◆ WORK TASK
Within the records, find every line that includes the word "time" and copy it.

[Data about app and page elements]
-- Opening Marker --

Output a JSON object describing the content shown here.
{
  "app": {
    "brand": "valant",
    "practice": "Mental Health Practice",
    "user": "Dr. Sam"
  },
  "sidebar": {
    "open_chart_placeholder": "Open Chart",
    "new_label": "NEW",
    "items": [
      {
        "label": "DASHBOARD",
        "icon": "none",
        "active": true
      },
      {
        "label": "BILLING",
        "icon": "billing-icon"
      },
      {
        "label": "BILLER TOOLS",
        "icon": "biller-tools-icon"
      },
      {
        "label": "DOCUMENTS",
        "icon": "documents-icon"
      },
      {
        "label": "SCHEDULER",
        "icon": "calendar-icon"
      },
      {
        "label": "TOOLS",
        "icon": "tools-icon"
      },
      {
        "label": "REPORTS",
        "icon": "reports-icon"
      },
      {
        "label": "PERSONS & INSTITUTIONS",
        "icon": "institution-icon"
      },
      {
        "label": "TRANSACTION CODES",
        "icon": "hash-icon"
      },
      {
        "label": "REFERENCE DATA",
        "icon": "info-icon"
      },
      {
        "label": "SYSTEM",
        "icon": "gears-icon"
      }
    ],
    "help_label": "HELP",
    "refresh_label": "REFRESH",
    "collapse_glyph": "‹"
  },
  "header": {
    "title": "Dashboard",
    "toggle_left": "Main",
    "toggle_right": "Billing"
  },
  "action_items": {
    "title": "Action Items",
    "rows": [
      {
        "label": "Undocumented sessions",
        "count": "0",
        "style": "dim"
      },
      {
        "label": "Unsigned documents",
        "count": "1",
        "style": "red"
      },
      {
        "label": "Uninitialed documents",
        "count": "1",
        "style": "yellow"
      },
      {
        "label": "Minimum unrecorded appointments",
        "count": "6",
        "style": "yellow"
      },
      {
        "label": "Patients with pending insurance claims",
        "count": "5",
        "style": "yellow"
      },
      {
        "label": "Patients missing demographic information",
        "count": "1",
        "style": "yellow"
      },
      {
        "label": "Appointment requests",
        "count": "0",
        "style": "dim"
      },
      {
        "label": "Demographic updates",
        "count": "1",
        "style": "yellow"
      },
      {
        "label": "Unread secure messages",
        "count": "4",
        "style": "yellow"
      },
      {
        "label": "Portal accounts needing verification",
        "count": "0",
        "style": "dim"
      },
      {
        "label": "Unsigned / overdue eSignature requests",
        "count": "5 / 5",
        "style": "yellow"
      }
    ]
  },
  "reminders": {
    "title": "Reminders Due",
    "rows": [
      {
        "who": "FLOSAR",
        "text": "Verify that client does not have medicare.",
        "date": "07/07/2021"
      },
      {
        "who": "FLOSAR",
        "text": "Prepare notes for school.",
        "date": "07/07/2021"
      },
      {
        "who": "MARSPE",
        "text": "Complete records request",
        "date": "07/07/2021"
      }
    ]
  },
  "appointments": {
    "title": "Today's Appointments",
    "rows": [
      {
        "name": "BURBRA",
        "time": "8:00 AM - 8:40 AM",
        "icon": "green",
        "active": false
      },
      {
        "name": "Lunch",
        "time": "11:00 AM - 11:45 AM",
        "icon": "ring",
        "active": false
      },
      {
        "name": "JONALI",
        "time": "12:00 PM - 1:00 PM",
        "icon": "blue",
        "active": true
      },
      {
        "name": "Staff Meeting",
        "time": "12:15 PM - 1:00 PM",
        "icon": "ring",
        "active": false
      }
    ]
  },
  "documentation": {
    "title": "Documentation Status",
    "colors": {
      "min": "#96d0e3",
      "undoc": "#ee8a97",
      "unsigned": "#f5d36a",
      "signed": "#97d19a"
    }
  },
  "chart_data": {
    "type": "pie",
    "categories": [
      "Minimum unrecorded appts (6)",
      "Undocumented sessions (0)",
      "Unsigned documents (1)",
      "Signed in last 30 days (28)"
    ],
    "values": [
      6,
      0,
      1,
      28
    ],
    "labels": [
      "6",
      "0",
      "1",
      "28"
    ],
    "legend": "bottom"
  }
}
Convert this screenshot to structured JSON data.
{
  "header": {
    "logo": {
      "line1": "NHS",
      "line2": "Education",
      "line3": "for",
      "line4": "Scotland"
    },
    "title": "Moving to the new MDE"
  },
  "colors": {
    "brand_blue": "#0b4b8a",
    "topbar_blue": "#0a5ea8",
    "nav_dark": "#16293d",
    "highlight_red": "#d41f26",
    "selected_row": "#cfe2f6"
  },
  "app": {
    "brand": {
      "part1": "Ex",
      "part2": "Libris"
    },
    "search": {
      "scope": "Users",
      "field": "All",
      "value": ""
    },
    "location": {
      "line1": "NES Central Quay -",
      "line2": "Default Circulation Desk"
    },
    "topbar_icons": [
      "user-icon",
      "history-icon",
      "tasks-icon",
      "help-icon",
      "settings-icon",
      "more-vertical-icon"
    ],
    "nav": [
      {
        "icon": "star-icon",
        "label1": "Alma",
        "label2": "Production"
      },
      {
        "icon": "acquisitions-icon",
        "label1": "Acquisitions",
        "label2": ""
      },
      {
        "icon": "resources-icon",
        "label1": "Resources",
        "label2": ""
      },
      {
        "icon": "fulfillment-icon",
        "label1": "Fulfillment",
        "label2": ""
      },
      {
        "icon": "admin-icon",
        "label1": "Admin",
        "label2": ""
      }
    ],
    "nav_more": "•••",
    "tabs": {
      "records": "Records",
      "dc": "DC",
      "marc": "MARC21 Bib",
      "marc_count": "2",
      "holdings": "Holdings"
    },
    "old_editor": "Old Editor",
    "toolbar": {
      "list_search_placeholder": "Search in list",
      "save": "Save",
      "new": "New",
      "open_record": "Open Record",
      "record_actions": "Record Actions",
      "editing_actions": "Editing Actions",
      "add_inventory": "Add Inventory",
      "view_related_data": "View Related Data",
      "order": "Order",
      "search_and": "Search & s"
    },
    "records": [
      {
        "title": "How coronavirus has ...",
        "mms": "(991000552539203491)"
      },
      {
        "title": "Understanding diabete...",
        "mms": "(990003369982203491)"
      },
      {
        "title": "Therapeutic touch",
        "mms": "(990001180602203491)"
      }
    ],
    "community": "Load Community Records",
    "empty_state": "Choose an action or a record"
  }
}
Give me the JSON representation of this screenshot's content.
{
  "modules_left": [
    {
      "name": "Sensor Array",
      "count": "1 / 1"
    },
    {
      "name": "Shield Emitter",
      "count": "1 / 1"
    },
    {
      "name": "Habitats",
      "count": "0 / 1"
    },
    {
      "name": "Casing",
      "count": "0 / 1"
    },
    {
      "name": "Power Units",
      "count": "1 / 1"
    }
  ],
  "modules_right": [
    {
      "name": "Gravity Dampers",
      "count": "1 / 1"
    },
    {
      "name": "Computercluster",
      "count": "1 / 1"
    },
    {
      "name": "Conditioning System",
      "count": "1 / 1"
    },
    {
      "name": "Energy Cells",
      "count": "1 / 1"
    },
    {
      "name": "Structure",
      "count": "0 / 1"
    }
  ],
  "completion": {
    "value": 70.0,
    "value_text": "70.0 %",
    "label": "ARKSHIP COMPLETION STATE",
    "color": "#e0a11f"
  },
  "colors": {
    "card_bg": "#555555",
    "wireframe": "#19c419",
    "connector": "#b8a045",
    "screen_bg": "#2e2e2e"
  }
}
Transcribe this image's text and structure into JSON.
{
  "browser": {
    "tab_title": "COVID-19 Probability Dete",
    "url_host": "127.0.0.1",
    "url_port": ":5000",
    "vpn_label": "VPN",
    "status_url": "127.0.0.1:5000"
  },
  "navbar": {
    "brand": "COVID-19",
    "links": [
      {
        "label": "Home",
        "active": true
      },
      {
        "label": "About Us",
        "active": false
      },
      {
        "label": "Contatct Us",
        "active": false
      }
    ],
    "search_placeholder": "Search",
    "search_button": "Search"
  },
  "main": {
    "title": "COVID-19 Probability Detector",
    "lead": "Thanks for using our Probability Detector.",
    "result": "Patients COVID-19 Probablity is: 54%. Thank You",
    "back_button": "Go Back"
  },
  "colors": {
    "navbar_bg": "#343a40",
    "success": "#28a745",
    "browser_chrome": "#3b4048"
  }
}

-- Closing Marker --

◆ RESPONSE AREA
        "time": "8:00 AM - 8:40 AM",
        "time": "11:00 AM - 11:45 AM",
        "time": "12:00 PM - 1:00 PM",
        "time": "12:15 PM - 1:00 PM",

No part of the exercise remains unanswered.